Find and copy lines holding "this".

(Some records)
★ ★ ★ ★ ★ ★ ★

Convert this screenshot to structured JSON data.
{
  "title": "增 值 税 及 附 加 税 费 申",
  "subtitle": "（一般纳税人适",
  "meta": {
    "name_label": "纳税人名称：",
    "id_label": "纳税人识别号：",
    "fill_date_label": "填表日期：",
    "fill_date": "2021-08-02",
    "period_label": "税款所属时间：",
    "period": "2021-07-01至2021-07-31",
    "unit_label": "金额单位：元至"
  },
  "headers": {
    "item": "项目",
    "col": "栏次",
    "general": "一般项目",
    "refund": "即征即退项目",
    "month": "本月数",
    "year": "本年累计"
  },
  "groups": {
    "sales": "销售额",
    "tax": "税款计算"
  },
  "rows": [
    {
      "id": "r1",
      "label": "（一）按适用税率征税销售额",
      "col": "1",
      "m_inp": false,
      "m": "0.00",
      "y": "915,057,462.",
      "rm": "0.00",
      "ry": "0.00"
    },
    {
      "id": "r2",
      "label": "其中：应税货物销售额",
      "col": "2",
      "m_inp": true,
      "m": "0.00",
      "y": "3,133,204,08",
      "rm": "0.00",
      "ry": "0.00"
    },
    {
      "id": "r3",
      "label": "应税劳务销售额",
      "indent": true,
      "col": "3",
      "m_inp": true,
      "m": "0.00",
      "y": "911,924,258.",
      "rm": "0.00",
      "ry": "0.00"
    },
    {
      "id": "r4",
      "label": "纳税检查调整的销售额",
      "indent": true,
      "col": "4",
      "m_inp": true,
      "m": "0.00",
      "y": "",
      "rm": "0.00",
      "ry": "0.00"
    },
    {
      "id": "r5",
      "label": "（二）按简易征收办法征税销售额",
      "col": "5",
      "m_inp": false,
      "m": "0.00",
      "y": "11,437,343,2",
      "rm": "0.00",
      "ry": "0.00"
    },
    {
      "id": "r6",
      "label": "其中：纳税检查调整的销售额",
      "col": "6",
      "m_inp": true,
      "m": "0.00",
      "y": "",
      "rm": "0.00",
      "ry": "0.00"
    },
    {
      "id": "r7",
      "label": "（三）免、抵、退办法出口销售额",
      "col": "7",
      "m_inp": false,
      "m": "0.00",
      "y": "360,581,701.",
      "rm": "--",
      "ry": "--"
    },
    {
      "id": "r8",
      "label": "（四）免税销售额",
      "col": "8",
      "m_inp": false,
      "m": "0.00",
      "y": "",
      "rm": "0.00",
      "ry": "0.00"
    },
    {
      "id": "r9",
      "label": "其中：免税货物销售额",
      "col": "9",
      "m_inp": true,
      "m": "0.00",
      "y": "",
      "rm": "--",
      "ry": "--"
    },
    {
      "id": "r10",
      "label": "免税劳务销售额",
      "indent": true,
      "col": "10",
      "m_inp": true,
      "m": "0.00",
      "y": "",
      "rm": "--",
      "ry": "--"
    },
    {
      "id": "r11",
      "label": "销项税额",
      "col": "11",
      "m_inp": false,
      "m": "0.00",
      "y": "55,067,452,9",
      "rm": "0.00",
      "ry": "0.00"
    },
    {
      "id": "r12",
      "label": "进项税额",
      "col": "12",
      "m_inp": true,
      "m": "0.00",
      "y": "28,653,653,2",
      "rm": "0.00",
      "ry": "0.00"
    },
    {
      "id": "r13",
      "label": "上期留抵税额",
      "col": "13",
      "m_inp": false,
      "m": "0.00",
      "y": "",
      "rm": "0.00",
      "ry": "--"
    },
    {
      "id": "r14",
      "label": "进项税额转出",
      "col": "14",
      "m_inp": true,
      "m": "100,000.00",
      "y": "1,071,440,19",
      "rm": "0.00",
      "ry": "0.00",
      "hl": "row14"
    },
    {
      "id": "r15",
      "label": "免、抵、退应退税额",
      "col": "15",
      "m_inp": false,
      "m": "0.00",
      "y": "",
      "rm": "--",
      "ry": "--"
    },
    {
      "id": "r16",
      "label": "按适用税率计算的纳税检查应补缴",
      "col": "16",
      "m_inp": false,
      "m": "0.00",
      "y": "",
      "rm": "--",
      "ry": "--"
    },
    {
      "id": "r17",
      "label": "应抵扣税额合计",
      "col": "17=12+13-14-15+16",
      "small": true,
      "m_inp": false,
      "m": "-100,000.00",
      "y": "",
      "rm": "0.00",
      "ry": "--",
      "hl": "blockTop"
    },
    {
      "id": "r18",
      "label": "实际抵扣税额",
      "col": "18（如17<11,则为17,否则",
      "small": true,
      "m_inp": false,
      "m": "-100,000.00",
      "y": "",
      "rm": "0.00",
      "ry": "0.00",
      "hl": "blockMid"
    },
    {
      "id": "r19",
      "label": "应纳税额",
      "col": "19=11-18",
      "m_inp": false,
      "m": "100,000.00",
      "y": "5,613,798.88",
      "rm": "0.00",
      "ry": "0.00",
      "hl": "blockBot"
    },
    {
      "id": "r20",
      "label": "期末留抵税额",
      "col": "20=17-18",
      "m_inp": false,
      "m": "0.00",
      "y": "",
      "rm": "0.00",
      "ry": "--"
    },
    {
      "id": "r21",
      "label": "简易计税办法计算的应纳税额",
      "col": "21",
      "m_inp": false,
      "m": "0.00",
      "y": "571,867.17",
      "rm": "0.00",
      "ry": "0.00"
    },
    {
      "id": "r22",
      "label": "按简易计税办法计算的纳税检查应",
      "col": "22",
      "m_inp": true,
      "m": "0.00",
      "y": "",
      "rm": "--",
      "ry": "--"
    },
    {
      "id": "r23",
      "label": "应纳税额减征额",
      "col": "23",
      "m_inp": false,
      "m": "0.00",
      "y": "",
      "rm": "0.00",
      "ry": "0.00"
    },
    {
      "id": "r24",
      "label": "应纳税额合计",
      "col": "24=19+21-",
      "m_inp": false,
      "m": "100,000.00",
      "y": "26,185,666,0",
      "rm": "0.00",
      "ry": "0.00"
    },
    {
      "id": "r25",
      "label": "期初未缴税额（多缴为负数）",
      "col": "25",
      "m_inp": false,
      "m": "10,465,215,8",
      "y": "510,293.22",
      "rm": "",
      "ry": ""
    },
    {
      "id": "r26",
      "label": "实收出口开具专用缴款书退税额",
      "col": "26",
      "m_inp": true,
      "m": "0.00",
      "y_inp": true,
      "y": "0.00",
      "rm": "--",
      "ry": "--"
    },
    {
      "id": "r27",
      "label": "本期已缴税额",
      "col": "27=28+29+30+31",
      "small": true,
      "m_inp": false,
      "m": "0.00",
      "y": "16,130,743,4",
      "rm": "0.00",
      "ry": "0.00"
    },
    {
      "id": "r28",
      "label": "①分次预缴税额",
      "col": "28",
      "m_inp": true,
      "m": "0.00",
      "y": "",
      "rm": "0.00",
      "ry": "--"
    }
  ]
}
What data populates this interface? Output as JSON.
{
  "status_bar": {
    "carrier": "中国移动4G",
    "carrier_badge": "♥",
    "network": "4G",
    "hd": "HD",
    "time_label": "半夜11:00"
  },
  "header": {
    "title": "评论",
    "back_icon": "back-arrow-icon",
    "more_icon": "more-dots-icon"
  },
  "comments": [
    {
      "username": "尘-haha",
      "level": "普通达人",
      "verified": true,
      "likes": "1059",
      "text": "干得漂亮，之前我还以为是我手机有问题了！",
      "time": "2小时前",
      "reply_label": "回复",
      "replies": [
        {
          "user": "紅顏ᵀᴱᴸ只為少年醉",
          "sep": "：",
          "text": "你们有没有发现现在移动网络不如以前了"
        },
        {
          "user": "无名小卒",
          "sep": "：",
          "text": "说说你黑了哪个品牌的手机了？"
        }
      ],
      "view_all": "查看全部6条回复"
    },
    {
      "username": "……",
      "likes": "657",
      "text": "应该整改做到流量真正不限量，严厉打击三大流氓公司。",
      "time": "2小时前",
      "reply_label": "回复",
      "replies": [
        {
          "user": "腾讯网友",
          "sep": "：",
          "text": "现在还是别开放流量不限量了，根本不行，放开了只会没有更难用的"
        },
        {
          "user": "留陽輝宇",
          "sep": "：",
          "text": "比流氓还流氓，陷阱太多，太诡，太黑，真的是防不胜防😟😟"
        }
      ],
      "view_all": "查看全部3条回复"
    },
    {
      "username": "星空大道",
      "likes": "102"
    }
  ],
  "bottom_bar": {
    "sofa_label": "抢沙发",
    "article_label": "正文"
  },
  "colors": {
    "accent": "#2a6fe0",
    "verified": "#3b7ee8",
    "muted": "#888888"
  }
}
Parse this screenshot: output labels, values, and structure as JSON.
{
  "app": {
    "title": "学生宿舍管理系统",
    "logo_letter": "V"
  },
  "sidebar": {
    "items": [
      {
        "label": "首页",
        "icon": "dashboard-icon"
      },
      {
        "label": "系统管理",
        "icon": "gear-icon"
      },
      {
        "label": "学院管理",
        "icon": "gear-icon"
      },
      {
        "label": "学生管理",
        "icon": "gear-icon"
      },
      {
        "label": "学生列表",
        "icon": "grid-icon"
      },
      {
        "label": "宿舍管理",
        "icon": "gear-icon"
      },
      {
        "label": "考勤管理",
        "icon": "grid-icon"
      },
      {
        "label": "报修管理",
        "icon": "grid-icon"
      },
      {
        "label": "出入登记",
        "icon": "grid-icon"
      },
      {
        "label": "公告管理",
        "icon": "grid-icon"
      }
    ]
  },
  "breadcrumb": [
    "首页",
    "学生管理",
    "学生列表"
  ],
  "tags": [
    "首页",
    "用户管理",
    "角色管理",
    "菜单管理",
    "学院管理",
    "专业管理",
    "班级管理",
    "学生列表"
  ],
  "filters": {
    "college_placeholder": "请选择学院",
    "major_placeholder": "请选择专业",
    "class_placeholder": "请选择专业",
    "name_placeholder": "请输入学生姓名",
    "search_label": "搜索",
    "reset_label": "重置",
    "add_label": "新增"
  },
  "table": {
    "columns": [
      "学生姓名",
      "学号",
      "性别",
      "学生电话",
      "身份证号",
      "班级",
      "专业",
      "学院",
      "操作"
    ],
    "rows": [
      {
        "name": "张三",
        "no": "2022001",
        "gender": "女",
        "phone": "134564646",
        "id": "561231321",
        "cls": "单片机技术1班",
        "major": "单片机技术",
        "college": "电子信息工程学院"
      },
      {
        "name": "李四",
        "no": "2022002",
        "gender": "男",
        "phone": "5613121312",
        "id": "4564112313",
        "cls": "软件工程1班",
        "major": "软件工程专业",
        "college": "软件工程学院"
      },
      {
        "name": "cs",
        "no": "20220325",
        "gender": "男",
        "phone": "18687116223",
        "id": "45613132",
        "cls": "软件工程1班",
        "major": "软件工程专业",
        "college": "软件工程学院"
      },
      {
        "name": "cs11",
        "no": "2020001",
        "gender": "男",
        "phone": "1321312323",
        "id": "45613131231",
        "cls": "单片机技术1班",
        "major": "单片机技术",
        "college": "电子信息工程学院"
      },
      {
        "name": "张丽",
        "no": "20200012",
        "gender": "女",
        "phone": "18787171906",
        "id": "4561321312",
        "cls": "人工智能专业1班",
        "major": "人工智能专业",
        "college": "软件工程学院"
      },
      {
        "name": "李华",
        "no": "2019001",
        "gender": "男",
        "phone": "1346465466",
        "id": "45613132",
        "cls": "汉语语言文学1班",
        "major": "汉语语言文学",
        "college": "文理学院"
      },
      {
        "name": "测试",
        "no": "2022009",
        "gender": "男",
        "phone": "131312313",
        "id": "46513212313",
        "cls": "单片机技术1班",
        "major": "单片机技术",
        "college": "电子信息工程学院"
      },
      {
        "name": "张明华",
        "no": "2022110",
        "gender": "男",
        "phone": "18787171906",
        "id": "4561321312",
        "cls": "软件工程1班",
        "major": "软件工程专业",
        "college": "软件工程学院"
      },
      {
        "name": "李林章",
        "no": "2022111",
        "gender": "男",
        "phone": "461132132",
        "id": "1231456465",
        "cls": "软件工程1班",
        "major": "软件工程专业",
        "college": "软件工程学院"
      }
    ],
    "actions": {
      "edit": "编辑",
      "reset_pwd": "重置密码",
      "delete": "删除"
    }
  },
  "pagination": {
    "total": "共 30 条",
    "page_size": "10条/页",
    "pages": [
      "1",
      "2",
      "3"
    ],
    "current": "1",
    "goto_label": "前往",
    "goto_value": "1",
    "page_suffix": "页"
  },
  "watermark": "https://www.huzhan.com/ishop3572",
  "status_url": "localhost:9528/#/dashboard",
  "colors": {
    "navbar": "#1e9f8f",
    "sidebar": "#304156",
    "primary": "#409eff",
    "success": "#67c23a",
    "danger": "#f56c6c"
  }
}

★ ★ ★ ★ ★ ★ ★

> [Answer to the exercise]
Convert this screenshot to structured JSON data.
What data populates this interface? Output as JSON.
Parse this screenshot: output labels, values, and structure as JSON.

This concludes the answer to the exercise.